WHAT YOU SHOULD DO → Copy every line from the data below in which the string "请在高级声音选项中自定义应用音量和设备" can be found.

-- SUPPLIED RECORDS start --

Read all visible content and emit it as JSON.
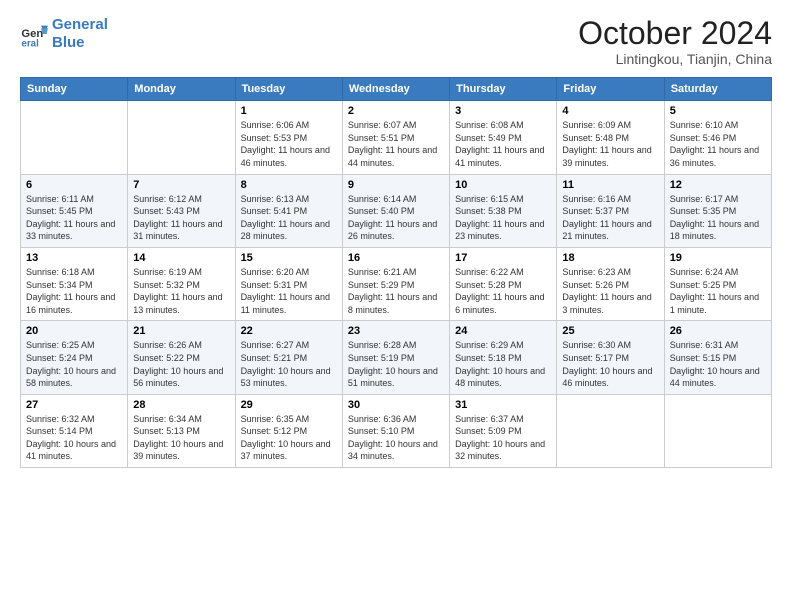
{
  "header": {
    "logo_line1": "General",
    "logo_line2": "Blue",
    "month": "October 2024",
    "location": "Lintingkou, Tianjin, China"
  },
  "weekdays": [
    "Sunday",
    "Monday",
    "Tuesday",
    "Wednesday",
    "Thursday",
    "Friday",
    "Saturday"
  ],
  "weeks": [
    [
      {
        "day": "",
        "detail": ""
      },
      {
        "day": "",
        "detail": ""
      },
      {
        "day": "1",
        "detail": "Sunrise: 6:06 AM\nSunset: 5:53 PM\nDaylight: 11 hours and 46 minutes."
      },
      {
        "day": "2",
        "detail": "Sunrise: 6:07 AM\nSunset: 5:51 PM\nDaylight: 11 hours and 44 minutes."
      },
      {
        "day": "3",
        "detail": "Sunrise: 6:08 AM\nSunset: 5:49 PM\nDaylight: 11 hours and 41 minutes."
      },
      {
        "day": "4",
        "detail": "Sunrise: 6:09 AM\nSunset: 5:48 PM\nDaylight: 11 hours and 39 minutes."
      },
      {
        "day": "5",
        "detail": "Sunrise: 6:10 AM\nSunset: 5:46 PM\nDaylight: 11 hours and 36 minutes."
      }
    ],
    [
      {
        "day": "6",
        "detail": "Sunrise: 6:11 AM\nSunset: 5:45 PM\nDaylight: 11 hours and 33 minutes."
      },
      {
        "day": "7",
        "detail": "Sunrise: 6:12 AM\nSunset: 5:43 PM\nDaylight: 11 hours and 31 minutes."
      },
      {
        "day": "8",
        "detail": "Sunrise: 6:13 AM\nSunset: 5:41 PM\nDaylight: 11 hours and 28 minutes."
      },
      {
        "day": "9",
        "detail": "Sunrise: 6:14 AM\nSunset: 5:40 PM\nDaylight: 11 hours and 26 minutes."
      },
      {
        "day": "10",
        "detail": "Sunrise: 6:15 AM\nSunset: 5:38 PM\nDaylight: 11 hours and 23 minutes."
      },
      {
        "day": "11",
        "detail": "Sunrise: 6:16 AM\nSunset: 5:37 PM\nDaylight: 11 hours and 21 minutes."
      },
      {
        "day": "12",
        "detail": "Sunrise: 6:17 AM\nSunset: 5:35 PM\nDaylight: 11 hours and 18 minutes."
      }
    ],
    [
      {
        "day": "13",
        "detail": "Sunrise: 6:18 AM\nSunset: 5:34 PM\nDaylight: 11 hours and 16 minutes."
      },
      {
        "day": "14",
        "detail": "Sunrise: 6:19 AM\nSunset: 5:32 PM\nDaylight: 11 hours and 13 minutes."
      },
      {
        "day": "15",
        "detail": "Sunrise: 6:20 AM\nSunset: 5:31 PM\nDaylight: 11 hours and 11 minutes."
      },
      {
        "day": "16",
        "detail": "Sunrise: 6:21 AM\nSunset: 5:29 PM\nDaylight: 11 hours and 8 minutes."
      },
      {
        "day": "17",
        "detail": "Sunrise: 6:22 AM\nSunset: 5:28 PM\nDaylight: 11 hours and 6 minutes."
      },
      {
        "day": "18",
        "detail": "Sunrise: 6:23 AM\nSunset: 5:26 PM\nDaylight: 11 hours and 3 minutes."
      },
      {
        "day": "19",
        "detail": "Sunrise: 6:24 AM\nSunset: 5:25 PM\nDaylight: 11 hours and 1 minute."
      }
    ],
    [
      {
        "day": "20",
        "detail": "Sunrise: 6:25 AM\nSunset: 5:24 PM\nDaylight: 10 hours and 58 minutes."
      },
      {
        "day": "21",
        "detail": "Sunrise: 6:26 AM\nSunset: 5:22 PM\nDaylight: 10 hours and 56 minutes."
      },
      {
        "day": "22",
        "detail": "Sunrise: 6:27 AM\nSunset: 5:21 PM\nDaylight: 10 hours and 53 minutes."
      },
      {
        "day": "23",
        "detail": "Sunrise: 6:28 AM\nSunset: 5:19 PM\nDaylight: 10 hours and 51 minutes."
      },
      {
        "day": "24",
        "detail": "Sunrise: 6:29 AM\nSunset: 5:18 PM\nDaylight: 10 hours and 48 minutes."
      },
      {
        "day": "25",
        "detail": "Sunrise: 6:30 AM\nSunset: 5:17 PM\nDaylight: 10 hours and 46 minutes."
      },
      {
        "day": "26",
        "detail": "Sunrise: 6:31 AM\nSunset: 5:15 PM\nDaylight: 10 hours and 44 minutes."
      }
    ],
    [
      {
        "day": "27",
        "detail": "Sunrise: 6:32 AM\nSunset: 5:14 PM\nDaylight: 10 hours and 41 minutes."
      },
      {
        "day": "28",
        "detail": "Sunrise: 6:34 AM\nSunset: 5:13 PM\nDaylight: 10 hours and 39 minutes."
      },
      {
        "day": "29",
        "detail": "Sunrise: 6:35 AM\nSunset: 5:12 PM\nDaylight: 10 hours and 37 minutes."
      },
      {
        "day": "30",
        "detail": "Sunrise: 6:36 AM\nSunset: 5:10 PM\nDaylight: 10 hours and 34 minutes."
      },
      {
        "day": "31",
        "detail": "Sunrise: 6:37 AM\nSunset: 5:09 PM\nDaylight: 10 hours and 32 minutes."
      },
      {
        "day": "",
        "detail": ""
      },
      {
        "day": "",
        "detail": ""
      }
    ]
  ]
}
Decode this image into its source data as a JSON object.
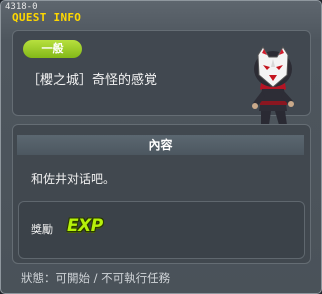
{
  "window": {
    "quest_id": "4318-0",
    "title": "QUEST INFO"
  },
  "quest": {
    "category": "一般",
    "name": "［櫻之城］奇怪的感覚"
  },
  "content": {
    "header": "內容",
    "description": "和佐井对话吧。"
  },
  "reward": {
    "label": "獎勵",
    "exp_text": "EXP"
  },
  "status_text": "狀態：可開始 / 不可執行任務",
  "colors": {
    "title": "#ffd800",
    "category_pill": "#9ccc2a",
    "exp": "#b6f10a"
  },
  "icons": {
    "npc": "fox-mask-ninja-portrait"
  }
}
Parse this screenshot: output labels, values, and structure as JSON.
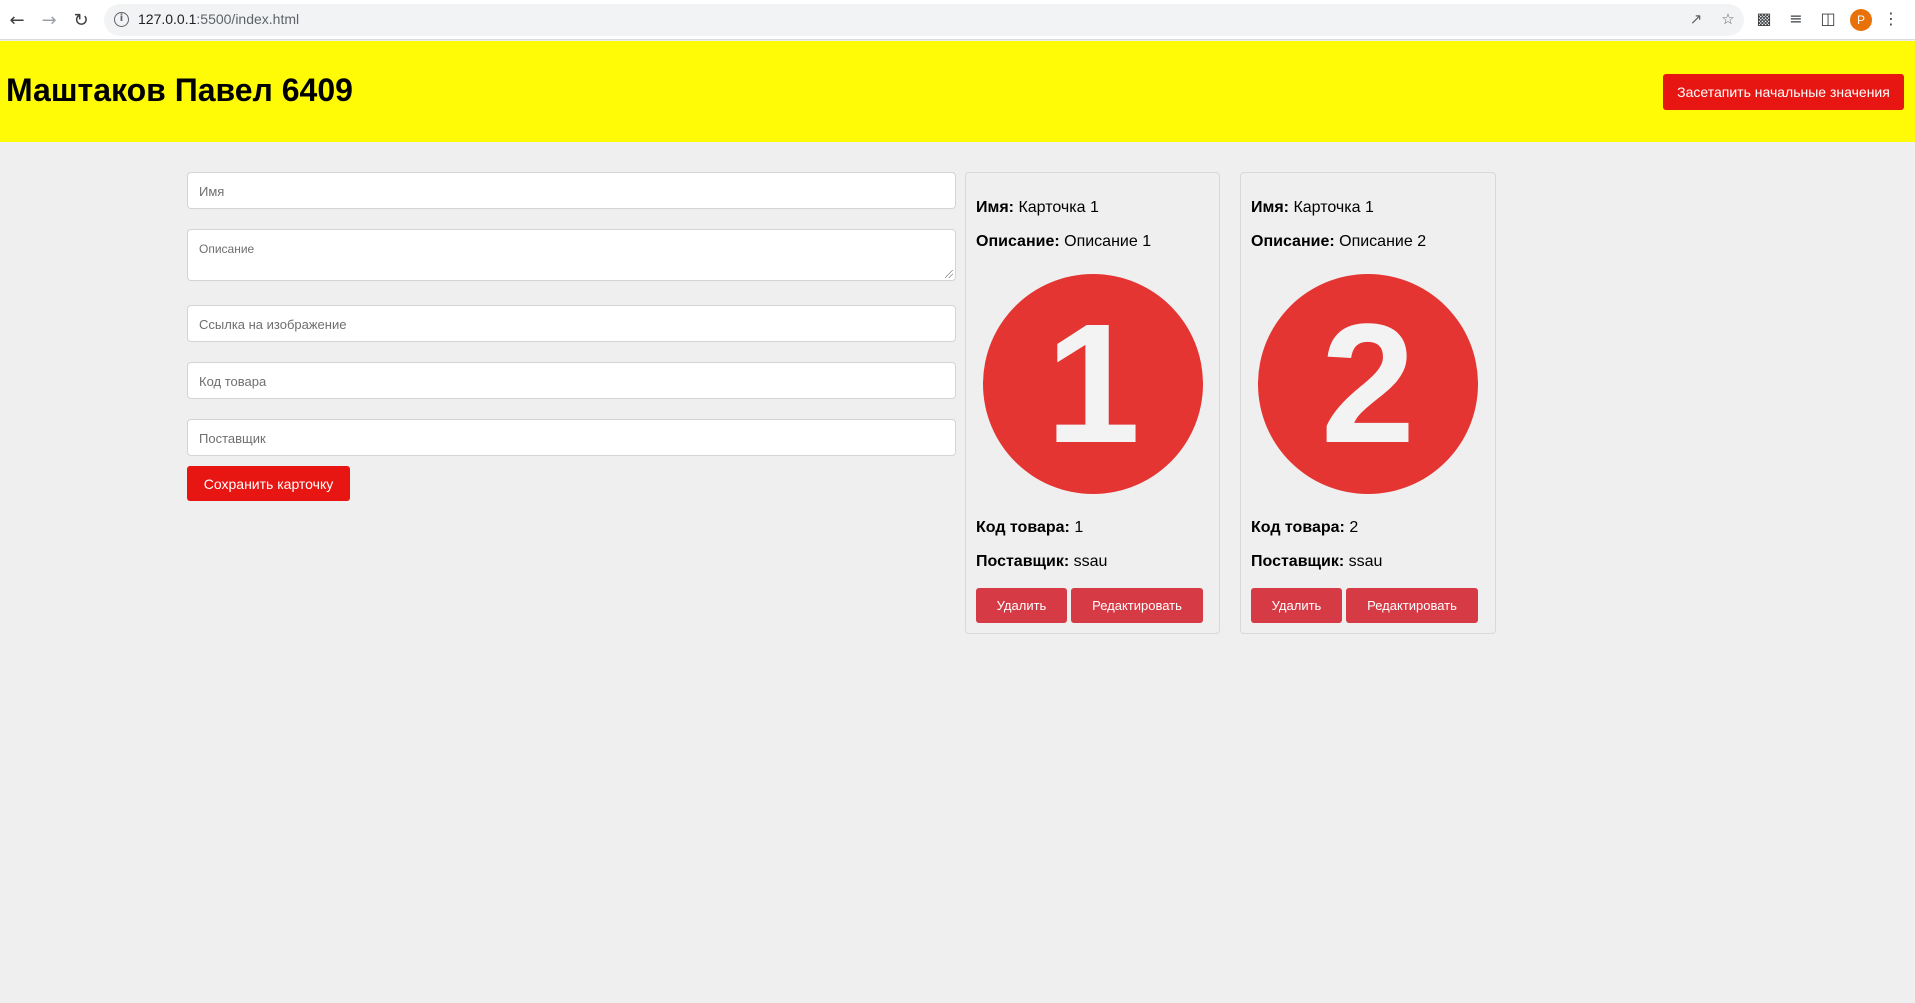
{
  "browser": {
    "url_host": "127.0.0.1",
    "url_path": ":5500/index.html",
    "profile_initial": "P"
  },
  "header": {
    "title": "Маштаков Павел 6409",
    "reset_label": "Засетапить начальные значения",
    "background": "#fffb07",
    "accent": "#e81612"
  },
  "form": {
    "name_placeholder": "Имя",
    "description_placeholder": "Описание",
    "image_placeholder": "Ссылка на изображение",
    "code_placeholder": "Код товара",
    "supplier_placeholder": "Поставщик",
    "save_label": "Сохранить карточку"
  },
  "cards": [
    {
      "name_label": "Имя:",
      "name": "Карточка 1",
      "description_label": "Описание:",
      "description": "Описание 1",
      "image_digit": "1",
      "code_label": "Код товара:",
      "code": "1",
      "supplier_label": "Поставщик:",
      "supplier": "ssau",
      "delete_label": "Удалить",
      "edit_label": "Редактировать"
    },
    {
      "name_label": "Имя:",
      "name": "Карточка 1",
      "description_label": "Описание:",
      "description": "Описание 2",
      "image_digit": "2",
      "code_label": "Код товара:",
      "code": "2",
      "supplier_label": "Поставщик:",
      "supplier": "ssau",
      "delete_label": "Удалить",
      "edit_label": "Редактировать"
    }
  ],
  "colors": {
    "page_bg": "#efefef",
    "card_button": "#d63a45",
    "badge": "#e53533"
  }
}
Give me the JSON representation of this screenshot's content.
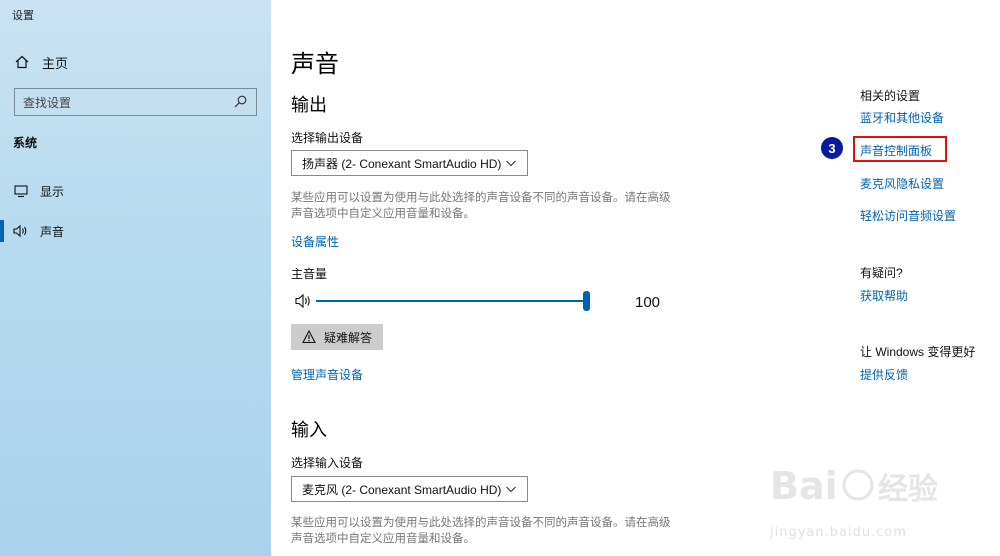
{
  "window": {
    "title": "设置"
  },
  "sidebar": {
    "home_label": "主页",
    "search_placeholder": "查找设置",
    "section": "系统",
    "items": [
      {
        "label": "显示",
        "icon": "monitor-icon",
        "active": false
      },
      {
        "label": "声音",
        "icon": "speaker-icon",
        "active": true
      }
    ]
  },
  "main": {
    "title": "声音",
    "output": {
      "heading": "输出",
      "select_label": "选择输出设备",
      "device": "扬声器 (2- Conexant SmartAudio HD)",
      "desc": "某些应用可以设置为使用与此处选择的声音设备不同的声音设备。请在高级声音选项中自定义应用音量和设备。",
      "properties_link": "设备属性",
      "volume_label": "主音量",
      "volume_value": "100",
      "volume_level": 1.0,
      "troubleshoot": "疑难解答",
      "manage_link": "管理声音设备"
    },
    "input": {
      "heading": "输入",
      "select_label": "选择输入设备",
      "device": "麦克风 (2- Conexant SmartAudio HD)",
      "desc": "某些应用可以设置为使用与此处选择的声音设备不同的声音设备。请在高级声音选项中自定义应用音量和设备。"
    }
  },
  "right": {
    "related_heading": "相关的设置",
    "related_links": [
      "蓝牙和其他设备",
      "声音控制面板",
      "麦克风隐私设置",
      "轻松访问音频设置"
    ],
    "question_heading": "有疑问?",
    "help_link": "获取帮助",
    "improve_heading": "让 Windows 变得更好",
    "feedback_link": "提供反馈"
  },
  "annotation": {
    "step": "3"
  },
  "watermark": {
    "text": "jingyan.baidu.com",
    "logo": "Baidu 经验"
  },
  "colors": {
    "accent": "#0063b1",
    "sidebar_bg": "#b8dbef",
    "highlight": "#e01010",
    "badge": "#0a1a9e"
  }
}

-- SUPPLIED RECORDS end --

RESPONSE TO THE EXERCISE →
      "desc": "某些应用可以设置为使用与此处选择的声音设备不同的声音设备。请在高级声音选项中自定义应用音量和设备。",
      "desc": "某些应用可以设置为使用与此处选择的声音设备不同的声音设备。请在高级声音选项中自定义应用音量和设备。"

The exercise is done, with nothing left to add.